■ **Required work**:
(a) Answer these questions using the passage on fine-grain access control, one answer per line, marked (i), (ii) and (iii).
(i) What size are the memory blocks that carry logical tags?
(ii) Which tool instruments each shared memory operation with tag lookup code?
(iii) What does the stub save when a block access fault occurs?
(b) List every possible value of a memory block tag that the passage on fine-grain access control names.
(c) Extend the passage on fine-grain access control, beginning after its final sentence.

■ **Quoted passage**:
● ● ● ● ●
Fine-grain access control provides the foundation of the distributed shared-memory system used in this study [23]. The Tempest interface defines a set of mechanisms to control sharing a region of memory at subpage granularities. These mechanisms allow user-level software to manipulate logical tags on 32-byte blocks of memory. These tags have possible values of *Invalid*, *Readonly* and

<sup>1.</sup> Prefetching will also shift the balance towards Fixed but is not evaluated in this study.

*Writable*; read accesses to a Readonly or Writable block and Write accesses to a Writable block proceed as normal. Read or Write accesses to an Invalid block or Write accesses to a Readonly block incur block access faults. These faults invoke a user-registered handler much like the UNIX signal interface.

The study in this paper uses a software implementation of fine-grain access control similar to that in Blizzard-S [23]. We use EEL [16], a tool for executing editable files, to instrument each shared memory operations with tag lookup code that enforces the Tempest access control semantics. The instrumentation is wrapped around set and clear operations on a cached memory location to guarantee the tag check and the instrumented memory operation together appear atomic. On a block access fault, the control is transferred to a stub that saves the global registers and the condition codes and submits a handler dispatch request to the protocol processor.

This all-software approach causes code and time dilation to the instrumented performance, and is not intended as a high-performance implementation. However, the results of this study are largely independent of this implementation decision.
● ● ● ● ●
■ **Recorded data**:
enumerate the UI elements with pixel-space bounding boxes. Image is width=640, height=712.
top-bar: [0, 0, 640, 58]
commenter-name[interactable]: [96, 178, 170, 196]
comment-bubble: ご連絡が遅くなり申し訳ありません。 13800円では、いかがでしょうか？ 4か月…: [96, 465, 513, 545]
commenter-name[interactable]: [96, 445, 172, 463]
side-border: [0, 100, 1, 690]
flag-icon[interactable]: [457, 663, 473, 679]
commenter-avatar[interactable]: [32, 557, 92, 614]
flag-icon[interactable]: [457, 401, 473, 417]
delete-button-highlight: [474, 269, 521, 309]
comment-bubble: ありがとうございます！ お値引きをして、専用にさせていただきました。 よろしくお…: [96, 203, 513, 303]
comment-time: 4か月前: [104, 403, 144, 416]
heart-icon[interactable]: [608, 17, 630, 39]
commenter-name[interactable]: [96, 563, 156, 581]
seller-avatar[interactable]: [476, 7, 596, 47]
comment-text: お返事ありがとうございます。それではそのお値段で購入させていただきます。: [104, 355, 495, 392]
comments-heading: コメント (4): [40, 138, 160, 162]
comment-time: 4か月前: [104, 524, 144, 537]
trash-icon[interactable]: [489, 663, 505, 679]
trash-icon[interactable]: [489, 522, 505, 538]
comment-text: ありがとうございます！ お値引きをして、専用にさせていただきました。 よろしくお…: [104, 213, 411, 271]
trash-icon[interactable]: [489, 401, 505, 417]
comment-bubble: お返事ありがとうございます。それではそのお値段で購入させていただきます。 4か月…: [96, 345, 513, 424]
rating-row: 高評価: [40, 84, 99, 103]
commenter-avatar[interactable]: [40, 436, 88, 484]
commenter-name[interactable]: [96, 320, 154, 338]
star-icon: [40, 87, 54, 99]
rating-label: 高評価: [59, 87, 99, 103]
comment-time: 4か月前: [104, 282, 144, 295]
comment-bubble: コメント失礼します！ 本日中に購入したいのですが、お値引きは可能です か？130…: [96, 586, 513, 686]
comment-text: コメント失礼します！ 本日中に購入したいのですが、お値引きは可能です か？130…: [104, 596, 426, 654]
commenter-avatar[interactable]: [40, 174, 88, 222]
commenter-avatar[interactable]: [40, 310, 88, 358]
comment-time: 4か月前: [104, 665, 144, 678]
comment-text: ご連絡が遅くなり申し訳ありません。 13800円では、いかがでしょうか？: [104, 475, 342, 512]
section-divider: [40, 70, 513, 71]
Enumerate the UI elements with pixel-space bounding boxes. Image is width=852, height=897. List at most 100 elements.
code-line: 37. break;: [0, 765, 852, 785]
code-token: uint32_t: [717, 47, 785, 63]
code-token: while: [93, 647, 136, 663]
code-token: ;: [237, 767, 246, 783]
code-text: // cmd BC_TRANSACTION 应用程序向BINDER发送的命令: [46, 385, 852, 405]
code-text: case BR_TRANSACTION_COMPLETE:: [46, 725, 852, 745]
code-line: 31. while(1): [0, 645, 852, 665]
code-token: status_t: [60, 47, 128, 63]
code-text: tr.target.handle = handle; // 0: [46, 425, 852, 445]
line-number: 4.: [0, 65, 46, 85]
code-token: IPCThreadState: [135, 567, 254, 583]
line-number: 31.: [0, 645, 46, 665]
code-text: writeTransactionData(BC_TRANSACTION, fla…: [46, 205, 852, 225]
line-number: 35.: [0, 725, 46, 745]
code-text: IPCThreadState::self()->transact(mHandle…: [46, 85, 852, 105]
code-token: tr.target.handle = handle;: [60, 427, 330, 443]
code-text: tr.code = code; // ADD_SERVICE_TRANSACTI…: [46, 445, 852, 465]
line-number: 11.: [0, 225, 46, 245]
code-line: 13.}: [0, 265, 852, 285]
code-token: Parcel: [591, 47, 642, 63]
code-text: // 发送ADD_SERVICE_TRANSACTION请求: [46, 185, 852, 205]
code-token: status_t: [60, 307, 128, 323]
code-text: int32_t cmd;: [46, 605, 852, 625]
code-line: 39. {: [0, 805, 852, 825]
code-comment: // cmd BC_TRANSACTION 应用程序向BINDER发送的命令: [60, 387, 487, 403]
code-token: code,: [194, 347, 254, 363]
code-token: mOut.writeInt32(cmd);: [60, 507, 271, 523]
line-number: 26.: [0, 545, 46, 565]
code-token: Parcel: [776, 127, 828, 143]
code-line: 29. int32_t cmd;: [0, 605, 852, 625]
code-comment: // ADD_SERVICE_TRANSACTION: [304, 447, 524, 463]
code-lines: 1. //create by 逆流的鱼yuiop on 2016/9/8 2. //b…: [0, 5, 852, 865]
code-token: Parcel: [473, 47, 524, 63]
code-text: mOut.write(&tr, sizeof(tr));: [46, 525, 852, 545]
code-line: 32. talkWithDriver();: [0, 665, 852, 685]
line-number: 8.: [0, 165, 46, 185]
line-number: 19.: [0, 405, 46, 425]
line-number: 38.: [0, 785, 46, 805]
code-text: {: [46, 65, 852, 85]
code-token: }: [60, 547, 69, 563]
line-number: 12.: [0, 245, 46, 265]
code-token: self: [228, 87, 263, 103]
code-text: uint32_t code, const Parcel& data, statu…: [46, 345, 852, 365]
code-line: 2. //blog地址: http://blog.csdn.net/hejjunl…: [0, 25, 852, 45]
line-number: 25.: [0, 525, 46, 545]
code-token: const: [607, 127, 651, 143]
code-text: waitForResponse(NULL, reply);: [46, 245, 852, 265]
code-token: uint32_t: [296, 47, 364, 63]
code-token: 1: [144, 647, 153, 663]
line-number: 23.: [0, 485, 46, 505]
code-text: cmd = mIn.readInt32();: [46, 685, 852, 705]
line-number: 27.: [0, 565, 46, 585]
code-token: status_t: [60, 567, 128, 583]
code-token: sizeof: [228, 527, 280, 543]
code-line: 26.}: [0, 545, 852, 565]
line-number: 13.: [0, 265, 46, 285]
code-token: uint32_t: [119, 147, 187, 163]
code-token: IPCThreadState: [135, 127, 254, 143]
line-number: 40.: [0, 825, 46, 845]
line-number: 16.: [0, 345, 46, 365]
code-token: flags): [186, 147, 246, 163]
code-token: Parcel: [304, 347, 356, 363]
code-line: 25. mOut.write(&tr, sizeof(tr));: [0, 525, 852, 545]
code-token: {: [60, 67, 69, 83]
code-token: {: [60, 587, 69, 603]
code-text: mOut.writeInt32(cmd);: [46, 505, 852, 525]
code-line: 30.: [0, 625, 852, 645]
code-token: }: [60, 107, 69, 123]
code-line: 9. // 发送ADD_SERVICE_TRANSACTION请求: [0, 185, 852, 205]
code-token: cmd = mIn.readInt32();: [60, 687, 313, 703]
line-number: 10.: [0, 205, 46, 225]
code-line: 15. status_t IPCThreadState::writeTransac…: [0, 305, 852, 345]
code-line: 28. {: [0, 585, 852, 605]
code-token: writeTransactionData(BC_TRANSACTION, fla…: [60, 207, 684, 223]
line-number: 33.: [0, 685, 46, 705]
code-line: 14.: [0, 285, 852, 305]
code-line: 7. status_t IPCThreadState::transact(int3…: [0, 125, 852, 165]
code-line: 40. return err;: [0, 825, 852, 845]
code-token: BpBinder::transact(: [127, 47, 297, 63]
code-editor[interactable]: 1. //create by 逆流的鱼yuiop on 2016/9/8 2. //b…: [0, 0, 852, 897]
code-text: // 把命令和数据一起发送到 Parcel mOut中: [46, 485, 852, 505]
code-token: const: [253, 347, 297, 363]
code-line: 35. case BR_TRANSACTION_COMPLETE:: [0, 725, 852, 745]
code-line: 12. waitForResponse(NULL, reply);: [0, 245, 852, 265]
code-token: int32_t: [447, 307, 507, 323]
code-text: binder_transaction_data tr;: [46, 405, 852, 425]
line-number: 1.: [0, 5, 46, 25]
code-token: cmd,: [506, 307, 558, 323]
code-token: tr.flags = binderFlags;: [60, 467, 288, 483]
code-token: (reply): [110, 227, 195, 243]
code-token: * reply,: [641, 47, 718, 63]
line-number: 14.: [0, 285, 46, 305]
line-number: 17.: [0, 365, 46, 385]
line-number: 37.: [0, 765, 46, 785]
● ● ● ● ●
■ **Responses per task**:
(a)
(i) 32 bytes
(ii) EEL
(iii) The global registers and the condition codes

(b)
Invalid
Readonly
Writable

(c)
## **Messaging Layer**

On this system, the Tempest active message interface is implemented on top of the Illinois FM library, which provides low-latency communication through the Myrinet switch [20]. The library implements an active message interface and guarantees delivery of messages. The FM interface provides send calls to inject messages and an extract call to receive any pending messages and dispatches the corresponding handlers. The FM library provides no support for interrupts, so all nodes must periodically poll the Myrinet interface card via the extract call.

Tempest defines two types of handlers to be dispatched: message handlers, and block access fault handlers. The dispatch code calls the message library, which in turn invokes message handlers on availability of messages. The code also sweeps an array of pending block access faults. When a thread takes a block access fault, it enters the handler dispatch information into the array entry corresponding to its processor id. When multiple threads fault on the same block, the dispatch code runs a single handler on the behalf of all threads. Faulting threads first block until the dispatch code accepts and processes their request, and then perform a wait on a semaphore associated with the block address. The thread package subsequently schedules other threads waiting to run. Up on a reply message, a message handler calls a resume routine which performs a signal on the semaphore and wakes up all threads waiting for the block.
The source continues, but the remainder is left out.